**Directions for this task**
Identify the lines that contain the word "start" and copy each one.

──────── Data supplied ────────

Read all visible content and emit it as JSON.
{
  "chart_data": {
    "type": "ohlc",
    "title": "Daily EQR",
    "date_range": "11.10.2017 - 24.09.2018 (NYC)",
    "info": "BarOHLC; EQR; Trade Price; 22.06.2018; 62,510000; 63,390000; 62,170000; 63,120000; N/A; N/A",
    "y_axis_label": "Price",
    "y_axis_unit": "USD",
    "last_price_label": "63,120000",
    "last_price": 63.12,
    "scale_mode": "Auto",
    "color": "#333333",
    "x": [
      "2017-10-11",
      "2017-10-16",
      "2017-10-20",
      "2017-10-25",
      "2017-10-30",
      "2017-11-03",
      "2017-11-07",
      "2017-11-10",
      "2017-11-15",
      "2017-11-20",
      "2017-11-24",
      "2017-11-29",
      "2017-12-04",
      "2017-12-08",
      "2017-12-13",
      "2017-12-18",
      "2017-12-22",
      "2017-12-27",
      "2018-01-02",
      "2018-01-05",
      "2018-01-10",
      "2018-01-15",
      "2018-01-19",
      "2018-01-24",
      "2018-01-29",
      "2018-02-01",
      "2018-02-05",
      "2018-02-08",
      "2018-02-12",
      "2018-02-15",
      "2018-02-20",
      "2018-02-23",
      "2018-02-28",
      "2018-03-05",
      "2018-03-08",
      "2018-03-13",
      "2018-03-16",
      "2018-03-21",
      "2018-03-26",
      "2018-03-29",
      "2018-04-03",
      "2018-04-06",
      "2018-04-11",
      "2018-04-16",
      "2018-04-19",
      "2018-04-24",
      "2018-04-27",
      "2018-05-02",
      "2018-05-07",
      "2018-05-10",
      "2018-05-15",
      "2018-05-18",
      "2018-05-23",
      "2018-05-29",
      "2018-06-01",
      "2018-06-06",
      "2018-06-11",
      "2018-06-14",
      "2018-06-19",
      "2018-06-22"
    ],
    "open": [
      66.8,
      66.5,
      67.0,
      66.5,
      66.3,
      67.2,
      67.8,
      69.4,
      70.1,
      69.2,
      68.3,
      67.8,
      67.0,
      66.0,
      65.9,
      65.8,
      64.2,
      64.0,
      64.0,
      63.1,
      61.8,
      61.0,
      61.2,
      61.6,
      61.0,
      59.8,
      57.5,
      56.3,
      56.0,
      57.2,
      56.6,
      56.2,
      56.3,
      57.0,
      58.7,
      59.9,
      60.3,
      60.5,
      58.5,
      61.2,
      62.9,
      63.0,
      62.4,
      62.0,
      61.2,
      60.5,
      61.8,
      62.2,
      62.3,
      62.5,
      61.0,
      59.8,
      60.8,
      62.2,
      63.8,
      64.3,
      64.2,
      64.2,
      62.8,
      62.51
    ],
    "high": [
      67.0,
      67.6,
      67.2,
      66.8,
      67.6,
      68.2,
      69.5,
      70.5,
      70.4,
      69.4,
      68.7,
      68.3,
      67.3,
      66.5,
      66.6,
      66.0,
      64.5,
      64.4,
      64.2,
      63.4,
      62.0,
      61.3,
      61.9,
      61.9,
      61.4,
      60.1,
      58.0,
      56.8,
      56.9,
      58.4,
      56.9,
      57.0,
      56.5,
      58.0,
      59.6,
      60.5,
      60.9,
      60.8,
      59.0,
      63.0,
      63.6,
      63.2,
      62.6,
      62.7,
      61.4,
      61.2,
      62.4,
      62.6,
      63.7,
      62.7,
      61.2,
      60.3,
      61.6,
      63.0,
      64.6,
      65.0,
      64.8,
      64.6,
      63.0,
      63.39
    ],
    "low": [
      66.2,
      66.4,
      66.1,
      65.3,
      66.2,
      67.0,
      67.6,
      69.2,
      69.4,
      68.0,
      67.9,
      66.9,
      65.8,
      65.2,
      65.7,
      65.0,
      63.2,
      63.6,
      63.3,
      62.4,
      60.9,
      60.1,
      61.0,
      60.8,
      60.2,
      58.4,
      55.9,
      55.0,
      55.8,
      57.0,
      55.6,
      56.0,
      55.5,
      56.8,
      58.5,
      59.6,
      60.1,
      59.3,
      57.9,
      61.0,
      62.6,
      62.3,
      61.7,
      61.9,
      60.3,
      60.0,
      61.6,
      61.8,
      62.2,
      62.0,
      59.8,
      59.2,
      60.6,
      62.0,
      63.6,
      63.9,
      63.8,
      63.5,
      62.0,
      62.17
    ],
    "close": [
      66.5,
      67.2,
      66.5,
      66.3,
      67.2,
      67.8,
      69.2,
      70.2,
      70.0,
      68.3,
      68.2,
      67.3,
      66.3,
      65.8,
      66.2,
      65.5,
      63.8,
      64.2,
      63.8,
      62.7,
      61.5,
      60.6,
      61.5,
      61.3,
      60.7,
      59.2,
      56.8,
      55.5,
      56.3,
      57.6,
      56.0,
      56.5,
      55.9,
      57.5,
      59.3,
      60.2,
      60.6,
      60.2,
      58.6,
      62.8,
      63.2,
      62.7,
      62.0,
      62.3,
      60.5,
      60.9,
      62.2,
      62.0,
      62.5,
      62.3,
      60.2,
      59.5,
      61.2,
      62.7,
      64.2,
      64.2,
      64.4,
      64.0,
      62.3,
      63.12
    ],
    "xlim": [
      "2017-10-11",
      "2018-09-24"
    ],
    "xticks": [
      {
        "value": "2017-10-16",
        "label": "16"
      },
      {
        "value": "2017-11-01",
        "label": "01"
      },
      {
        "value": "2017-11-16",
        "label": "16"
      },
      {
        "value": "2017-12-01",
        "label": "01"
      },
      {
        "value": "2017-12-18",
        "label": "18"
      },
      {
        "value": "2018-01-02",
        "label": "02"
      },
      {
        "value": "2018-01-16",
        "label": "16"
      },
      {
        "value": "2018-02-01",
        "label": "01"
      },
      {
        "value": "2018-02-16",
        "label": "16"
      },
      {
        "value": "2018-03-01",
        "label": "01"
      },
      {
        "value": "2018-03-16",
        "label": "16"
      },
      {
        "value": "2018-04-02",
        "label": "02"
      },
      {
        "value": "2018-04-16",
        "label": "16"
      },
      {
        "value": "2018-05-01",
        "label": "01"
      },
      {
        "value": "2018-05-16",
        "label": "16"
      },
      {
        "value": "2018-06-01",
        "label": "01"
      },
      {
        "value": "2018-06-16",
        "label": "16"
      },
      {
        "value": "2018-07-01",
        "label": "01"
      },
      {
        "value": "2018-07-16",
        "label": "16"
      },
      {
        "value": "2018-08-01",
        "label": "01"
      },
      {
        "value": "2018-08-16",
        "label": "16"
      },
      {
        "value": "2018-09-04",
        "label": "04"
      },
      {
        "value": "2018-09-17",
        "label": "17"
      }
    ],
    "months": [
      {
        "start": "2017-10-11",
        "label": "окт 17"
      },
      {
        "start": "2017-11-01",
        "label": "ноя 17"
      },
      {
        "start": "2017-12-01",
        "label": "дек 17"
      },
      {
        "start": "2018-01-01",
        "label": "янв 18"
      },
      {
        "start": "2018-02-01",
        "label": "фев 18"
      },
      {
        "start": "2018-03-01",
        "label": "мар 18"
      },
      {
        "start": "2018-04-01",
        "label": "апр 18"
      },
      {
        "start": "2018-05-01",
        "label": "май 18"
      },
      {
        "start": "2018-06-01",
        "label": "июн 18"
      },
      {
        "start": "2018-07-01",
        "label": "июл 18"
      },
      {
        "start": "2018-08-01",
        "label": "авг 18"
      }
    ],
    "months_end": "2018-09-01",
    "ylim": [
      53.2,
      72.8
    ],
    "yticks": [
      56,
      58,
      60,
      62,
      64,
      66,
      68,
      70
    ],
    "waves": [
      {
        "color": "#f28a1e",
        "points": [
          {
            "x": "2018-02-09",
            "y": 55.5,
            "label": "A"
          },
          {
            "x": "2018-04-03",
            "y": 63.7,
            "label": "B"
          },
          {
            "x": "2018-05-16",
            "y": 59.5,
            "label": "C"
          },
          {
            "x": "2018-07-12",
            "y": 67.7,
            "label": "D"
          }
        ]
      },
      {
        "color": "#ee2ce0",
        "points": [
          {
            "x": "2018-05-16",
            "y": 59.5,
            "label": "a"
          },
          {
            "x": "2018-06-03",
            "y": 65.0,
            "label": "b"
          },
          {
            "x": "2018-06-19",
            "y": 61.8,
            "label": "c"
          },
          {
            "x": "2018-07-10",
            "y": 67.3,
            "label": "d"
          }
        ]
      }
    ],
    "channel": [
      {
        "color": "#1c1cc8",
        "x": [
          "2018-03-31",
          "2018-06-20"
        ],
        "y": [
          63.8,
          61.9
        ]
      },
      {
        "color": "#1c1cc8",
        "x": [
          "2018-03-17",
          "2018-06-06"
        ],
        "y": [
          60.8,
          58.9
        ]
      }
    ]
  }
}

────────

**Result for this exercise**
        "start": "2017-10-11",
        "start": "2017-11-01",
        "start": "2017-12-01",
        "start": "2018-01-01",
        "start": "2018-02-01",
        "start": "2018-03-01",
        "start": "2018-04-01",
        "start": "2018-05-01",
        "start": "2018-06-01",
        "start": "2018-07-01",
        "start": "2018-08-01",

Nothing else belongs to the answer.